RECORD SET:
——
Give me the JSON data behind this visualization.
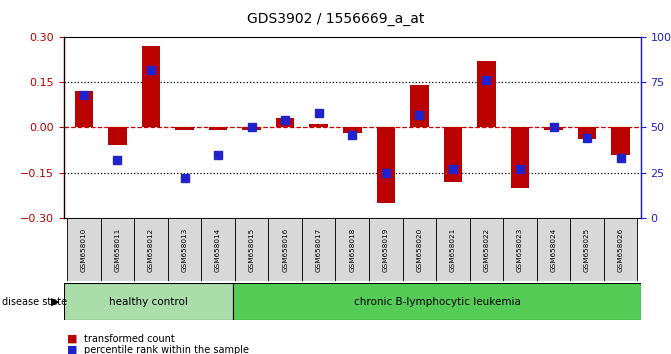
{
  "title": "GDS3902 / 1556669_a_at",
  "samples": [
    "GSM658010",
    "GSM658011",
    "GSM658012",
    "GSM658013",
    "GSM658014",
    "GSM658015",
    "GSM658016",
    "GSM658017",
    "GSM658018",
    "GSM658019",
    "GSM658020",
    "GSM658021",
    "GSM658022",
    "GSM658023",
    "GSM658024",
    "GSM658025",
    "GSM658026"
  ],
  "red_values": [
    0.12,
    -0.06,
    0.27,
    -0.01,
    -0.01,
    -0.01,
    0.03,
    0.01,
    -0.02,
    -0.25,
    0.14,
    -0.18,
    0.22,
    -0.2,
    -0.01,
    -0.04,
    -0.09
  ],
  "blue_values_pct": [
    68,
    32,
    82,
    22,
    35,
    50,
    54,
    58,
    46,
    25,
    57,
    27,
    76,
    27,
    50,
    44,
    33
  ],
  "ylim_left": [
    -0.3,
    0.3
  ],
  "ylim_right": [
    0,
    100
  ],
  "yticks_left": [
    -0.3,
    -0.15,
    0.0,
    0.15,
    0.3
  ],
  "yticks_right": [
    0,
    25,
    50,
    75,
    100
  ],
  "ytick_labels_right": [
    "0",
    "25",
    "50",
    "75",
    "100%"
  ],
  "healthy_count": 5,
  "healthy_label": "healthy control",
  "disease_label": "chronic B-lymphocytic leukemia",
  "legend_red": "transformed count",
  "legend_blue": "percentile rank within the sample",
  "disease_state_label": "disease state",
  "bar_color_red": "#bb0000",
  "bar_color_blue": "#2222cc",
  "bg_plot": "#ffffff",
  "bg_label_area": "#d8d8d8",
  "bg_healthy": "#aaddaa",
  "bg_disease": "#55cc55",
  "zero_line_color": "#cc0000",
  "bar_width": 0.55,
  "blue_marker_size": 6
}
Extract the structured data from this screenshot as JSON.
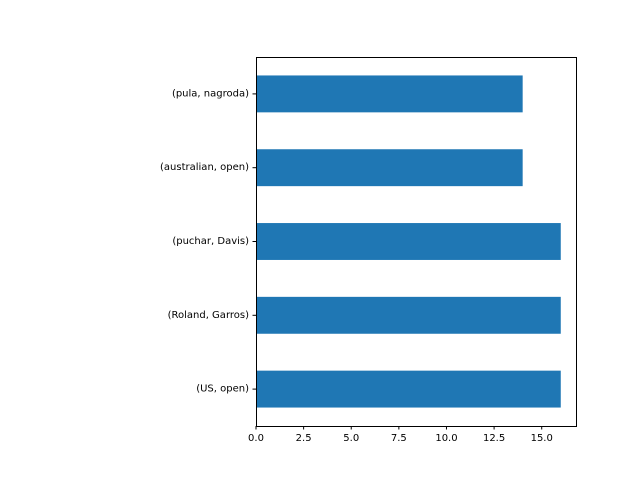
{
  "chart_data": {
    "type": "bar",
    "orientation": "horizontal",
    "categories": [
      "(US, open)",
      "(Roland, Garros)",
      "(puchar, Davis)",
      "(australian, open)",
      "(pula, nagroda)"
    ],
    "values": [
      16,
      16,
      16,
      14,
      14
    ],
    "xlim": [
      0,
      16.8
    ],
    "xticks": [
      "0.0",
      "2.5",
      "5.0",
      "7.5",
      "10.0",
      "12.5",
      "15.0"
    ],
    "xtick_values": [
      0,
      2.5,
      5,
      7.5,
      10,
      12.5,
      15
    ],
    "title": "",
    "xlabel": "",
    "ylabel": "",
    "grid": false,
    "colors": {
      "bar": "#1f77b4",
      "axis": "#000000"
    }
  }
}
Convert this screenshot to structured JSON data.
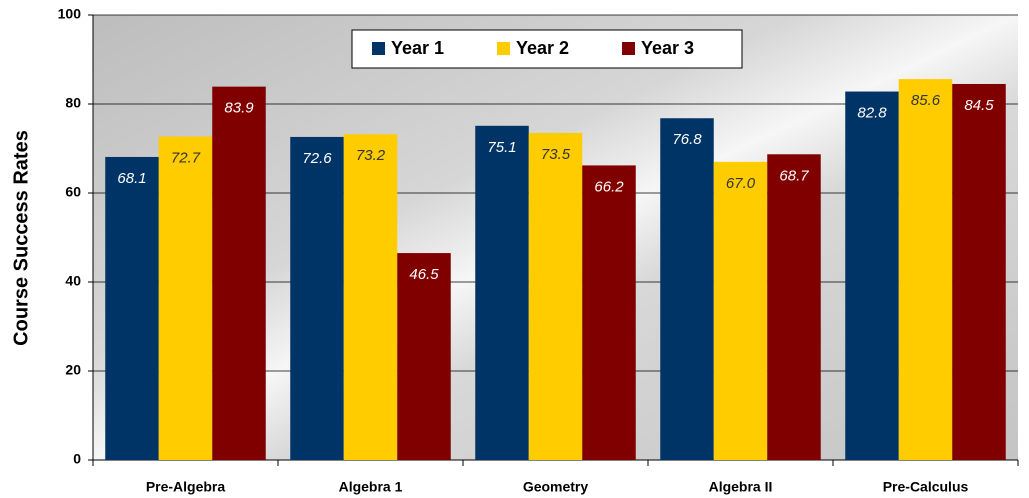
{
  "chart_data": {
    "type": "bar",
    "y_label": "Course Success Rates",
    "categories": [
      "Pre-Algebra",
      "Algebra 1",
      "Geometry",
      "Algebra II",
      "Pre-Calculus"
    ],
    "series": [
      {
        "name": "Year 1",
        "color": "#003366",
        "values": [
          68.1,
          72.6,
          75.1,
          76.8,
          82.8
        ],
        "value_labels": [
          "68.1",
          "72.6",
          "75.1",
          "76.8",
          "82.8"
        ]
      },
      {
        "name": "Year 2",
        "color": "#ffcc00",
        "values": [
          72.7,
          73.2,
          73.5,
          67.0,
          85.6
        ],
        "value_labels": [
          "72.7",
          "73.2",
          "73.5",
          "67.0",
          "85.6"
        ]
      },
      {
        "name": "Year 3",
        "color": "#800000",
        "values": [
          83.9,
          46.5,
          66.2,
          68.7,
          84.5
        ],
        "value_labels": [
          "83.9",
          "46.5",
          "66.2",
          "68.7",
          "84.5"
        ]
      }
    ],
    "ylim": [
      0,
      100
    ],
    "yticks": [
      0,
      20,
      40,
      60,
      80,
      100
    ],
    "grid": true
  }
}
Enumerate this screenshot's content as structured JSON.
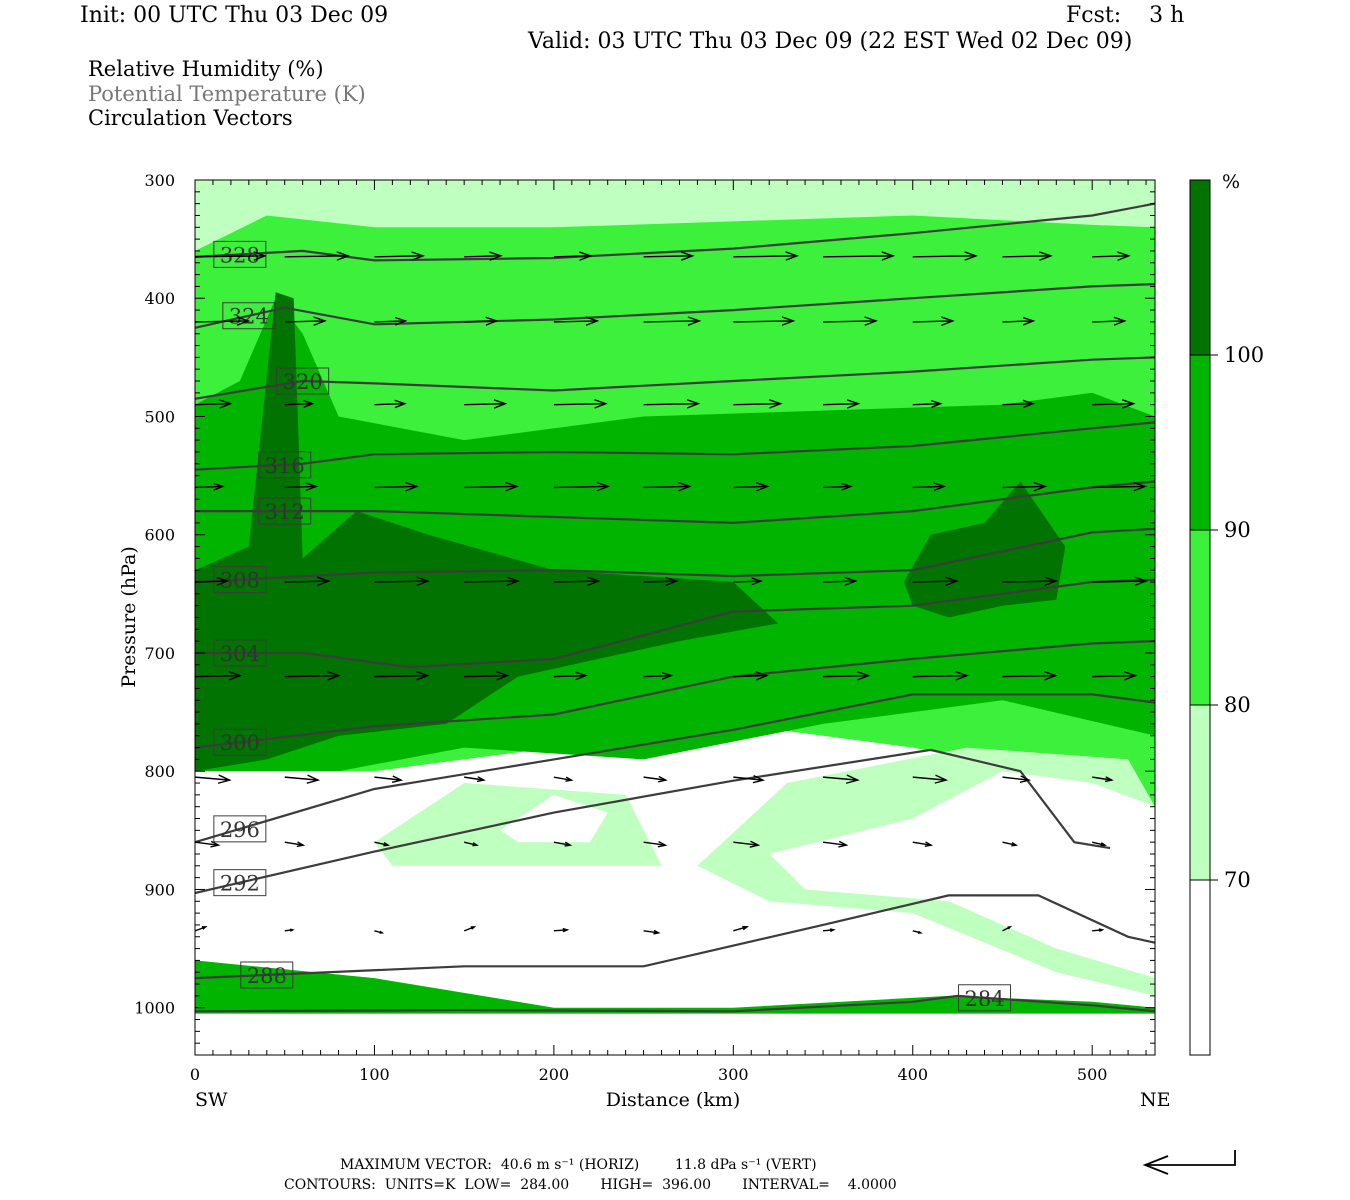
{
  "header": {
    "init": "Init: 00 UTC Thu 03 Dec 09",
    "fcst": "Fcst:    3 h",
    "valid": "Valid: 03 UTC Thu 03 Dec 09 (22 EST Wed 02 Dec 09)"
  },
  "legend": {
    "line1": "Relative Humidity (%)",
    "line2": "Potential Temperature (K)",
    "line3": "Circulation Vectors"
  },
  "footer": {
    "max_vector": "MAXIMUM VECTOR:  40.6 m s⁻¹ (HORIZ)        11.8 dPa s⁻¹ (VERT)",
    "contours": "CONTOURS:  UNITS=K  LOW=  284.00       HIGH=  396.00       INTERVAL=    4.0000"
  },
  "colors": {
    "rh_lt70": "#ffffff",
    "rh_70_80": "#bfffbf",
    "rh_80_90": "#3cf03c",
    "rh_90_100": "#00b400",
    "rh_gt100": "#007300",
    "theta_line": "#3c3c3c"
  },
  "chart_data": {
    "type": "contour",
    "xlabel": "Distance (km)",
    "ylabel": "Pressure (hPa)",
    "x_end_labels": {
      "left": "SW",
      "right": "NE"
    },
    "xlim": [
      0,
      535
    ],
    "ylim": [
      1040,
      300
    ],
    "xticks": [
      0,
      100,
      200,
      300,
      400,
      500
    ],
    "yticks": [
      300,
      400,
      500,
      600,
      700,
      800,
      900,
      1000
    ],
    "colorbar": {
      "unit": "%",
      "levels": [
        70,
        80,
        90,
        100
      ]
    },
    "theta_contours": [
      {
        "value": 328,
        "points": [
          [
            0,
            365
          ],
          [
            60,
            360
          ],
          [
            100,
            368
          ],
          [
            200,
            366
          ],
          [
            300,
            358
          ],
          [
            400,
            345
          ],
          [
            500,
            330
          ],
          [
            535,
            320
          ]
        ]
      },
      {
        "value": 324,
        "points": [
          [
            0,
            425
          ],
          [
            50,
            408
          ],
          [
            100,
            422
          ],
          [
            200,
            418
          ],
          [
            300,
            410
          ],
          [
            400,
            400
          ],
          [
            500,
            390
          ],
          [
            535,
            388
          ]
        ]
      },
      {
        "value": 320,
        "points": [
          [
            0,
            485
          ],
          [
            60,
            470
          ],
          [
            100,
            472
          ],
          [
            200,
            478
          ],
          [
            300,
            470
          ],
          [
            400,
            462
          ],
          [
            500,
            452
          ],
          [
            535,
            450
          ]
        ]
      },
      {
        "value": 316,
        "points": [
          [
            0,
            545
          ],
          [
            60,
            540
          ],
          [
            100,
            532
          ],
          [
            200,
            530
          ],
          [
            300,
            532
          ],
          [
            400,
            525
          ],
          [
            500,
            510
          ],
          [
            535,
            505
          ]
        ]
      },
      {
        "value": 312,
        "points": [
          [
            0,
            580
          ],
          [
            100,
            580
          ],
          [
            200,
            585
          ],
          [
            300,
            590
          ],
          [
            400,
            580
          ],
          [
            500,
            560
          ],
          [
            535,
            555
          ]
        ]
      },
      {
        "value": 308,
        "points": [
          [
            0,
            640
          ],
          [
            100,
            632
          ],
          [
            200,
            630
          ],
          [
            300,
            635
          ],
          [
            400,
            630
          ],
          [
            500,
            598
          ],
          [
            535,
            595
          ]
        ]
      },
      {
        "value": 304,
        "points": [
          [
            0,
            700
          ],
          [
            60,
            700
          ],
          [
            120,
            712
          ],
          [
            200,
            705
          ],
          [
            300,
            665
          ],
          [
            400,
            660
          ],
          [
            500,
            640
          ],
          [
            535,
            638
          ]
        ]
      },
      {
        "value": 300,
        "points": [
          [
            0,
            780
          ],
          [
            100,
            762
          ],
          [
            200,
            752
          ],
          [
            300,
            720
          ],
          [
            400,
            705
          ],
          [
            500,
            692
          ],
          [
            535,
            690
          ]
        ]
      },
      {
        "value": 296,
        "points": [
          [
            0,
            860
          ],
          [
            100,
            815
          ],
          [
            200,
            790
          ],
          [
            300,
            765
          ],
          [
            400,
            735
          ],
          [
            500,
            735
          ],
          [
            535,
            742
          ]
        ]
      },
      {
        "value": 292,
        "points": [
          [
            0,
            903
          ],
          [
            100,
            868
          ],
          [
            200,
            835
          ],
          [
            300,
            808
          ],
          [
            410,
            782
          ],
          [
            460,
            800
          ],
          [
            490,
            860
          ],
          [
            510,
            865
          ]
        ]
      },
      {
        "value": 288,
        "points": [
          [
            0,
            975
          ],
          [
            150,
            965
          ],
          [
            250,
            965
          ],
          [
            350,
            930
          ],
          [
            420,
            905
          ],
          [
            470,
            905
          ],
          [
            520,
            940
          ],
          [
            535,
            945
          ]
        ]
      },
      {
        "value": 284,
        "points": [
          [
            0,
            1003
          ],
          [
            150,
            1002
          ],
          [
            300,
            1003
          ],
          [
            400,
            995
          ],
          [
            425,
            990
          ],
          [
            500,
            998
          ],
          [
            535,
            1003
          ]
        ]
      }
    ],
    "vector_max": {
      "horizontal": "40.6 m s-1",
      "vertical": "11.8 dPa s-1"
    },
    "contour_info": {
      "units": "K",
      "low": 284.0,
      "high": 396.0,
      "interval": 4.0
    }
  }
}
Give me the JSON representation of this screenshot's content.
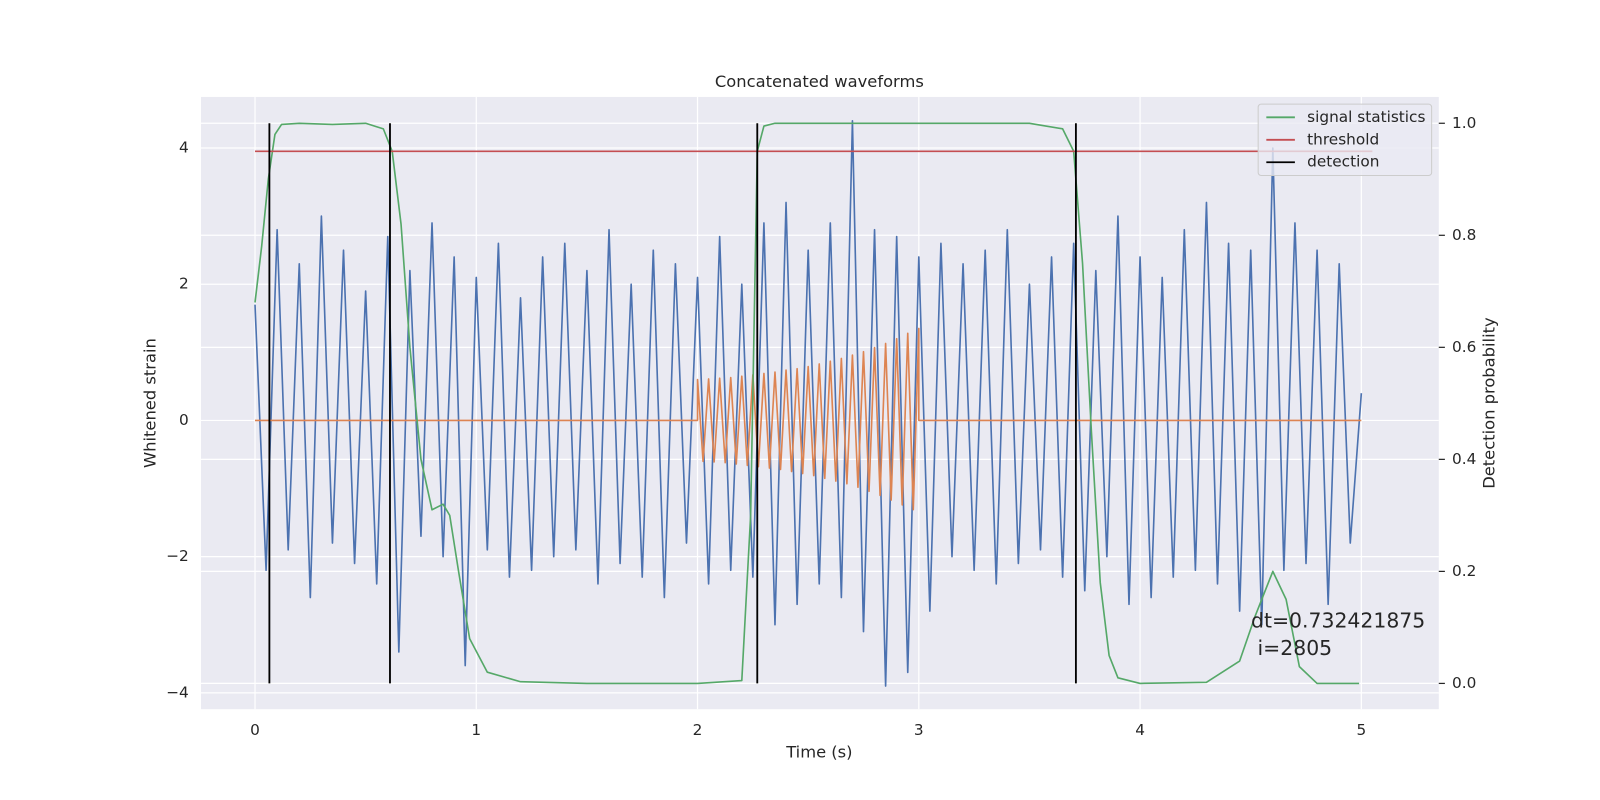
——
STATED EXERCISE:
From the entries, copy out each line containing the word "Give".

ANSWER TO THE EXERCISE:
Give me the JSON data behind this visualization.
Give me the JSON representation of this screenshot's content.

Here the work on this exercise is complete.